**PROBLEM REQUIREMENTS**
Swap every "list-row" in the data below for "table-row" and reproduce the data with no other changes.

**GIVEN DATA**
START

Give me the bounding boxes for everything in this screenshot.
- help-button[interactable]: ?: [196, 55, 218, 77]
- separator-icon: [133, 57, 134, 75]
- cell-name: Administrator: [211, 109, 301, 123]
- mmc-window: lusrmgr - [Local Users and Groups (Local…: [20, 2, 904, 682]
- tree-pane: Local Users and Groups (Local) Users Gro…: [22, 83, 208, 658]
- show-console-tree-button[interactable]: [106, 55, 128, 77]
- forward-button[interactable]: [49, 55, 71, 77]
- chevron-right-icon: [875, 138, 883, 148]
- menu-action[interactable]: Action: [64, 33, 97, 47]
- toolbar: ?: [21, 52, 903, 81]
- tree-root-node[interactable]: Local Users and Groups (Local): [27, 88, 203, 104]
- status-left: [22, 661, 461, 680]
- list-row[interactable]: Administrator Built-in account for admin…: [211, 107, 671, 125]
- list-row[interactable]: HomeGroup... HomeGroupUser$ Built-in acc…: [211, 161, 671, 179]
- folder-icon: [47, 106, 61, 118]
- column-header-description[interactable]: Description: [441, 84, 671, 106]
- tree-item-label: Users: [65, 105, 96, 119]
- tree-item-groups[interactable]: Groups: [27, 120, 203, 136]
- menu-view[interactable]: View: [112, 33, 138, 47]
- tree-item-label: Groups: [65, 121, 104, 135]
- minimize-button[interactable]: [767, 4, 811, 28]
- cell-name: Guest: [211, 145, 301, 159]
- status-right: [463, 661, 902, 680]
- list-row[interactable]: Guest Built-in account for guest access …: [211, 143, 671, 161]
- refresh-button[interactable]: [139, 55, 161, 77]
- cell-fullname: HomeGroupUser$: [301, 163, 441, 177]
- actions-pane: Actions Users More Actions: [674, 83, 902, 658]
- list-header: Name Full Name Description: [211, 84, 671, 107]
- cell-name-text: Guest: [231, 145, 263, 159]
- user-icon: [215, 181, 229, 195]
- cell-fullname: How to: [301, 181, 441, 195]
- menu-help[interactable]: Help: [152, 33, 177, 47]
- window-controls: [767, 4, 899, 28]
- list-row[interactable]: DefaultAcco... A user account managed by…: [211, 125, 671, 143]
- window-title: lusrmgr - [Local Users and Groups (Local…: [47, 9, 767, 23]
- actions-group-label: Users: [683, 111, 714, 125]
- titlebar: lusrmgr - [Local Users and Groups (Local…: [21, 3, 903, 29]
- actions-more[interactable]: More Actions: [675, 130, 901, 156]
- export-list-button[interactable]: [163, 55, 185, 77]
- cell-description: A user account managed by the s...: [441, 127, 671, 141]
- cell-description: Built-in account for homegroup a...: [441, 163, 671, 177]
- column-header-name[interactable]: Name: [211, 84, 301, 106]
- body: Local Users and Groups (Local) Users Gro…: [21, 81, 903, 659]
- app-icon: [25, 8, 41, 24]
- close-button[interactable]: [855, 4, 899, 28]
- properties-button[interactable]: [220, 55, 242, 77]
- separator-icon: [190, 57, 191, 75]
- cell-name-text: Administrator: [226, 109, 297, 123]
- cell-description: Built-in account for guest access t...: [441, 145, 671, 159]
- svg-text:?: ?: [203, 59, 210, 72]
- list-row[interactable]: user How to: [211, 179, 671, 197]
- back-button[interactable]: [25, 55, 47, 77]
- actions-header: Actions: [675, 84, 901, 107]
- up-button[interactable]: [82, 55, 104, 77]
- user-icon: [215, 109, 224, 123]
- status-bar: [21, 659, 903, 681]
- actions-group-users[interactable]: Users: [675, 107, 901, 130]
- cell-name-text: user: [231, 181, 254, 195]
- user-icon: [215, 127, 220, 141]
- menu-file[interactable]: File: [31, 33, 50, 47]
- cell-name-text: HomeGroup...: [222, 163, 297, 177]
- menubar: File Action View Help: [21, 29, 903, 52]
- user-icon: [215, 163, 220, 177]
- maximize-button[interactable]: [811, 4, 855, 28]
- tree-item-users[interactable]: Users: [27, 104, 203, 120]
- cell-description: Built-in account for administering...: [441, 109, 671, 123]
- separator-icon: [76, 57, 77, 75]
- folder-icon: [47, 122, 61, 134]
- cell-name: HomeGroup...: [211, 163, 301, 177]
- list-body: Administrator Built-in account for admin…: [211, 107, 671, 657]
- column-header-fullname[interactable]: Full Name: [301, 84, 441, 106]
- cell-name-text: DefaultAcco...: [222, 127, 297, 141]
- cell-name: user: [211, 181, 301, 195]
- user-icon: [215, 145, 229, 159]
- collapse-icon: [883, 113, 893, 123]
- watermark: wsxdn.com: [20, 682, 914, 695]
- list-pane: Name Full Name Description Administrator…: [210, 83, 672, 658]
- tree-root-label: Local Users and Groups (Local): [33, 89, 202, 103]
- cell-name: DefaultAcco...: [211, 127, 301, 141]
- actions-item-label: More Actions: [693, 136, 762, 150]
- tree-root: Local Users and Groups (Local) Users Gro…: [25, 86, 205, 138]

END

**RESULT**
Give me the bounding boxes for everything in this screenshot.
- help-button[interactable]: ?: [196, 55, 218, 77]
- separator-icon: [133, 57, 134, 75]
- cell-name: Administrator: [211, 109, 301, 123]
- mmc-window: lusrmgr - [Local Users and Groups (Local…: [20, 2, 904, 682]
- tree-pane: Local Users and Groups (Local) Users Gro…: [22, 83, 208, 658]
- show-console-tree-button[interactable]: [106, 55, 128, 77]
- forward-button[interactable]: [49, 55, 71, 77]
- chevron-right-icon: [875, 138, 883, 148]
- menu-action[interactable]: Action: [64, 33, 97, 47]
- toolbar: ?: [21, 52, 903, 81]
- tree-root-node[interactable]: Local Users and Groups (Local): [27, 88, 203, 104]
- status-left: [22, 661, 461, 680]
- table-row[interactable]: Administrator Built-in account for admin…: [211, 107, 671, 125]
- table-row[interactable]: HomeGroup... HomeGroupUser$ Built-in acc…: [211, 161, 671, 179]
- folder-icon: [47, 106, 61, 118]
- column-header-description[interactable]: Description: [441, 84, 671, 106]
- tree-item-label: Users: [65, 105, 96, 119]
- tree-item-groups[interactable]: Groups: [27, 120, 203, 136]
- menu-view[interactable]: View: [112, 33, 138, 47]
- tree-item-label: Groups: [65, 121, 104, 135]
- minimize-button[interactable]: [767, 4, 811, 28]
- cell-name: Guest: [211, 145, 301, 159]
- status-right: [463, 661, 902, 680]
- table-row[interactable]: Guest Built-in account for guest access …: [211, 143, 671, 161]
- refresh-button[interactable]: [139, 55, 161, 77]
- cell-fullname: HomeGroupUser$: [301, 163, 441, 177]
- actions-pane: Actions Users More Actions: [674, 83, 902, 658]
- list-header: Name Full Name Description: [211, 84, 671, 107]
- cell-name-text: Guest: [231, 145, 263, 159]
- user-icon: [215, 181, 229, 195]
- cell-fullname: How to: [301, 181, 441, 195]
- menu-help[interactable]: Help: [152, 33, 177, 47]
- window-controls: [767, 4, 899, 28]
- table-row[interactable]: DefaultAcco... A user account managed by…: [211, 125, 671, 143]
- window-title: lusrmgr - [Local Users and Groups (Local…: [47, 9, 767, 23]
- actions-group-label: Users: [683, 111, 714, 125]
- titlebar: lusrmgr - [Local Users and Groups (Local…: [21, 3, 903, 29]
- actions-more[interactable]: More Actions: [675, 130, 901, 156]
- export-list-button[interactable]: [163, 55, 185, 77]
- cell-description: A user account managed by the s...: [441, 127, 671, 141]
- cell-description: Built-in account for homegroup a...: [441, 163, 671, 177]
- column-header-name[interactable]: Name: [211, 84, 301, 106]
- body: Local Users and Groups (Local) Users Gro…: [21, 81, 903, 659]
- app-icon: [25, 8, 41, 24]
- close-button[interactable]: [855, 4, 899, 28]
- properties-button[interactable]: [220, 55, 242, 77]
- separator-icon: [190, 57, 191, 75]
- cell-name-text: Administrator: [226, 109, 297, 123]
- cell-description: Built-in account for guest access t...: [441, 145, 671, 159]
- svg-text:?: ?: [203, 59, 210, 72]
- table-row[interactable]: user How to: [211, 179, 671, 197]
- back-button[interactable]: [25, 55, 47, 77]
- actions-header: Actions: [675, 84, 901, 107]
- up-button[interactable]: [82, 55, 104, 77]
- user-icon: [215, 109, 224, 123]
- status-bar: [21, 659, 903, 681]
- actions-group-users[interactable]: Users: [675, 107, 901, 130]
- cell-name-text: user: [231, 181, 254, 195]
- user-icon: [215, 127, 220, 141]
- menu-file[interactable]: File: [31, 33, 50, 47]
- cell-name-text: HomeGroup...: [222, 163, 297, 177]
- menubar: File Action View Help: [21, 29, 903, 52]
- user-icon: [215, 163, 220, 177]
- maximize-button[interactable]: [811, 4, 855, 28]
- tree-item-users[interactable]: Users: [27, 104, 203, 120]
- cell-description: Built-in account for administering...: [441, 109, 671, 123]
- separator-icon: [76, 57, 77, 75]
- folder-icon: [47, 122, 61, 134]
- cell-name: HomeGroup...: [211, 163, 301, 177]
- list-body: Administrator Built-in account for admin…: [211, 107, 671, 657]
- column-header-fullname[interactable]: Full Name: [301, 84, 441, 106]
- cell-name-text: DefaultAcco...: [222, 127, 297, 141]
- cell-name: user: [211, 181, 301, 195]
- user-icon: [215, 145, 229, 159]
- collapse-icon: [883, 113, 893, 123]
- watermark: wsxdn.com: [20, 682, 914, 695]
- list-pane: Name Full Name Description Administrator…: [210, 83, 672, 658]
- tree-root-label: Local Users and Groups (Local): [33, 89, 202, 103]
- cell-name: DefaultAcco...: [211, 127, 301, 141]
- actions-item-label: More Actions: [693, 136, 762, 150]
- tree-root: Local Users and Groups (Local) Users Gro…: [25, 86, 205, 138]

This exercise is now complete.